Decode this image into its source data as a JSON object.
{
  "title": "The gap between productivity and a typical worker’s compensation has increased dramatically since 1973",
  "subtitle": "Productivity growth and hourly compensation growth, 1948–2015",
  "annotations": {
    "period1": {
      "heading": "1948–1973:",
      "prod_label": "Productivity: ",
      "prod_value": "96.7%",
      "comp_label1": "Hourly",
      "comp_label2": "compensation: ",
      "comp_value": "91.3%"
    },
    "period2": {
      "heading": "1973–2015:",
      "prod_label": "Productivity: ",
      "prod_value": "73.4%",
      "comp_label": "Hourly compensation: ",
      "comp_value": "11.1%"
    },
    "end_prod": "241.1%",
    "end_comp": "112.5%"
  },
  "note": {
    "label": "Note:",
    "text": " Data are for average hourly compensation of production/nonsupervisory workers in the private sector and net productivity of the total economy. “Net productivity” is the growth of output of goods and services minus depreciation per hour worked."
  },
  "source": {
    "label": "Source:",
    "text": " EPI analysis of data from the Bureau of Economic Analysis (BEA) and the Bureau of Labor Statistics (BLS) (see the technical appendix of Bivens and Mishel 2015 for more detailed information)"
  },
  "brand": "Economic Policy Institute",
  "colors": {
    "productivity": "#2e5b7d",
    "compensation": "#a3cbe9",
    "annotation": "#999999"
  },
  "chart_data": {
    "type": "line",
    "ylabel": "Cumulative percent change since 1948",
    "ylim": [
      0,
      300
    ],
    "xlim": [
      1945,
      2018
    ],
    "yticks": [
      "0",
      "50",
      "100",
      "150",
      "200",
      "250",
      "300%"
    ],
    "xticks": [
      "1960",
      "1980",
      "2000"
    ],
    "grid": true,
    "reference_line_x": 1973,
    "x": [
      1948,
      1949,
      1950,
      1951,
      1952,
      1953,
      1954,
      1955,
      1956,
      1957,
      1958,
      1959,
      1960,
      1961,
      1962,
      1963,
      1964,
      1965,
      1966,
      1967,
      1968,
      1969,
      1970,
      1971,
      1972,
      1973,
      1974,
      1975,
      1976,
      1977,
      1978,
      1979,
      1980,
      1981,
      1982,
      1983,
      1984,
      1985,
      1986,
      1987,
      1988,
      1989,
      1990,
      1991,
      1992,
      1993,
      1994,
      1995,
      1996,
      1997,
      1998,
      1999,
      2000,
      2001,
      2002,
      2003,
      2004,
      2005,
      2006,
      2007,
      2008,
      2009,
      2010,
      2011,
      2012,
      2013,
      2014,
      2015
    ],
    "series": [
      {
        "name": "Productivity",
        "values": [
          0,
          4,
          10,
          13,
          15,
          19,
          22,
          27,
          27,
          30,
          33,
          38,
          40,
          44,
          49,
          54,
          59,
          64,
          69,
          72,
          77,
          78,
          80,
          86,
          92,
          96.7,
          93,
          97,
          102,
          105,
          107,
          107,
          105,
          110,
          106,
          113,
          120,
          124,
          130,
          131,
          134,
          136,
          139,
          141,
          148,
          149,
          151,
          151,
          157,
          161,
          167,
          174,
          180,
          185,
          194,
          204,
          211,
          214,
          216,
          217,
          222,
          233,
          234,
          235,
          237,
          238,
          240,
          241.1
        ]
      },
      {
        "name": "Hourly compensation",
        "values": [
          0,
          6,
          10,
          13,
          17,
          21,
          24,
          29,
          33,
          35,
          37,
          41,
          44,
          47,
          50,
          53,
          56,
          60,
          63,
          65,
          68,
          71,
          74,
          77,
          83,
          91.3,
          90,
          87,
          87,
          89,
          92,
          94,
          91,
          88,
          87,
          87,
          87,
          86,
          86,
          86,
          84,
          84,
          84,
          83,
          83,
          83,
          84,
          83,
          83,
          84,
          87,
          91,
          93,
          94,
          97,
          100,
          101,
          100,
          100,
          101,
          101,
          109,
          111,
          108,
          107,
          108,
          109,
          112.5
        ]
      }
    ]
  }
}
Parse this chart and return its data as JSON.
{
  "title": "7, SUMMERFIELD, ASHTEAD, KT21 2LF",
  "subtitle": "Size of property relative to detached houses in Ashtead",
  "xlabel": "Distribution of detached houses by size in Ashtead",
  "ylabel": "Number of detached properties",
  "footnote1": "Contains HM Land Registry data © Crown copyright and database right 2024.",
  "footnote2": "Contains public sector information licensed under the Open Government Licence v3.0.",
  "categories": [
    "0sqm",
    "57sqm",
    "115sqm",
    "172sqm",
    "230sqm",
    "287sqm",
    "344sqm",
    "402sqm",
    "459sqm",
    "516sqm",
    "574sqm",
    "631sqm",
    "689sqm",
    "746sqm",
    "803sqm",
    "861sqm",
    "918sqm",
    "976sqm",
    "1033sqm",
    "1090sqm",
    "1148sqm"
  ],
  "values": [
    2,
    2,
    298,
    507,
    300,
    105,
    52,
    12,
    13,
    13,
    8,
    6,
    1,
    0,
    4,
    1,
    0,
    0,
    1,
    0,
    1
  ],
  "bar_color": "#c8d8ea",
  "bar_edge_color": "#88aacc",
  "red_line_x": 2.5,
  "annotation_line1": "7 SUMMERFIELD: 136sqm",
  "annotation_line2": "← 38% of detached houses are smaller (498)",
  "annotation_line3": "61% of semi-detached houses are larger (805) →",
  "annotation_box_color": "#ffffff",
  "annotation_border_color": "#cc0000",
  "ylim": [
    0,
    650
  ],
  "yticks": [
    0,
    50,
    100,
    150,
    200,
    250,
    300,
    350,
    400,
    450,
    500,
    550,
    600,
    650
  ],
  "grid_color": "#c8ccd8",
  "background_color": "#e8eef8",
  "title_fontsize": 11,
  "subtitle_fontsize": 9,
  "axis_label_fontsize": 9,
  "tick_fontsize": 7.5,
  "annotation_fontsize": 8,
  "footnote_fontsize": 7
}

========

| Stated task |
Copy out all lines above that include the string "SUMMERFIELD".

| Exercise solution |
  "title": "7, SUMMERFIELD, ASHTEAD, KT21 2LF",
  "annotation_line1": "7 SUMMERFIELD: 136sqm",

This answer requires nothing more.